> Problem: From the listing that follows, output everything exactly except the pictures.

> Extracts from a graphics dataset:
* * * * *

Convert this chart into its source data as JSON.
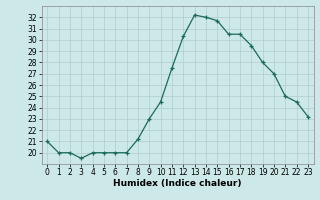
{
  "x": [
    0,
    1,
    2,
    3,
    4,
    5,
    6,
    7,
    8,
    9,
    10,
    11,
    12,
    13,
    14,
    15,
    16,
    17,
    18,
    19,
    20,
    21,
    22,
    23
  ],
  "y": [
    21,
    20,
    20,
    19.5,
    20,
    20,
    20,
    20,
    21.2,
    23,
    24.5,
    27.5,
    30.3,
    32.2,
    32,
    31.7,
    30.5,
    30.5,
    29.5,
    28,
    27,
    25,
    24.5,
    23.2
  ],
  "xlabel": "Humidex (Indice chaleur)",
  "ylim": [
    19,
    33
  ],
  "xlim": [
    -0.5,
    23.5
  ],
  "yticks": [
    20,
    21,
    22,
    23,
    24,
    25,
    26,
    27,
    28,
    29,
    30,
    31,
    32
  ],
  "xticks": [
    0,
    1,
    2,
    3,
    4,
    5,
    6,
    7,
    8,
    9,
    10,
    11,
    12,
    13,
    14,
    15,
    16,
    17,
    18,
    19,
    20,
    21,
    22,
    23
  ],
  "xtick_labels": [
    "0",
    "1",
    "2",
    "3",
    "4",
    "5",
    "6",
    "7",
    "8",
    "9",
    "10",
    "11",
    "12",
    "13",
    "14",
    "15",
    "16",
    "17",
    "18",
    "19",
    "20",
    "21",
    "22",
    "23"
  ],
  "line_color": "#1a6b5a",
  "marker": "+",
  "bg_color": "#cce8e8",
  "grid_color": "#b0cccc",
  "xlabel_fontsize": 6.5,
  "tick_fontsize": 5.5
}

* * * * *

> Exercise answer:
Convert this chart into its source data as JSON.
{
  "x": [
    0,
    1,
    2,
    3,
    4,
    5,
    6,
    7,
    8,
    9,
    10,
    11,
    12,
    13,
    14,
    15,
    16,
    17,
    18,
    19,
    20,
    21,
    22,
    23
  ],
  "y": [
    21,
    20,
    20,
    19.5,
    20,
    20,
    20,
    20,
    21.2,
    23,
    24.5,
    27.5,
    30.3,
    32.2,
    32,
    31.7,
    30.5,
    30.5,
    29.5,
    28,
    27,
    25,
    24.5,
    23.2
  ],
  "xlabel": "Humidex (Indice chaleur)",
  "ylim": [
    19,
    33
  ],
  "xlim": [
    -0.5,
    23.5
  ],
  "yticks": [
    20,
    21,
    22,
    23,
    24,
    25,
    26,
    27,
    28,
    29,
    30,
    31,
    32
  ],
  "xticks": [
    0,
    1,
    2,
    3,
    4,
    5,
    6,
    7,
    8,
    9,
    10,
    11,
    12,
    13,
    14,
    15,
    16,
    17,
    18,
    19,
    20,
    21,
    22,
    23
  ],
  "xtick_labels": [
    "0",
    "1",
    "2",
    "3",
    "4",
    "5",
    "6",
    "7",
    "8",
    "9",
    "10",
    "11",
    "12",
    "13",
    "14",
    "15",
    "16",
    "17",
    "18",
    "19",
    "20",
    "21",
    "22",
    "23"
  ],
  "line_color": "#1a6b5a",
  "marker": "+",
  "bg_color": "#cce8e8",
  "grid_color": "#b0cccc",
  "xlabel_fontsize": 6.5,
  "tick_fontsize": 5.5
}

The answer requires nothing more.